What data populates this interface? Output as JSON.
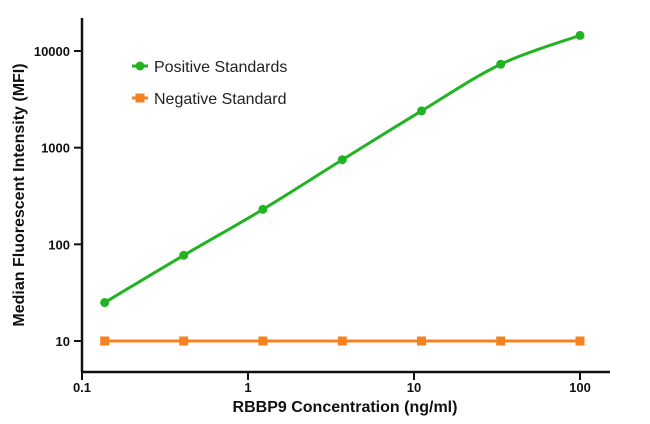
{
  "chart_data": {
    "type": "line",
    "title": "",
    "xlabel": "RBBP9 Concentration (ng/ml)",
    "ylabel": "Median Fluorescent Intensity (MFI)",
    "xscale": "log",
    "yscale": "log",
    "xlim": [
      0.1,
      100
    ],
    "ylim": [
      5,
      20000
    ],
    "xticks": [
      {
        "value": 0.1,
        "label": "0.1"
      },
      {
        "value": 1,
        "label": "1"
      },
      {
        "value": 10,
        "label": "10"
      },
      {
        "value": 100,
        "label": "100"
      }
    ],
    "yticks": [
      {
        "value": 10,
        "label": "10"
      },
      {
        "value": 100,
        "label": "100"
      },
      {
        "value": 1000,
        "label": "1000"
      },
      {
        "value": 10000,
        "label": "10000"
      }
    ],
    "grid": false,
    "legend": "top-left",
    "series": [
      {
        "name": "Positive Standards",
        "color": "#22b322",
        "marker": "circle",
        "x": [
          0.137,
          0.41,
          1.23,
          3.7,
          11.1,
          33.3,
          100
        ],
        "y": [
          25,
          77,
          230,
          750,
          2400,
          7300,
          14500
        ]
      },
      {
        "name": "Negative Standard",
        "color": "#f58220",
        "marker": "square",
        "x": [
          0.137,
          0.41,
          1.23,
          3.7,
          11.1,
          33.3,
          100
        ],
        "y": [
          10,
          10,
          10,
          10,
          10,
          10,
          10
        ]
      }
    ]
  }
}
-------
**PROMPT**.
Select the lines from the entries that include the word "value".

**EXERCISE SOLUTION**.
        "value": 0.1,
        "value": 1,
        "value": 10,
        "value": 100,
        "value": 10,
        "value": 100,
        "value": 1000,
        "value": 10000,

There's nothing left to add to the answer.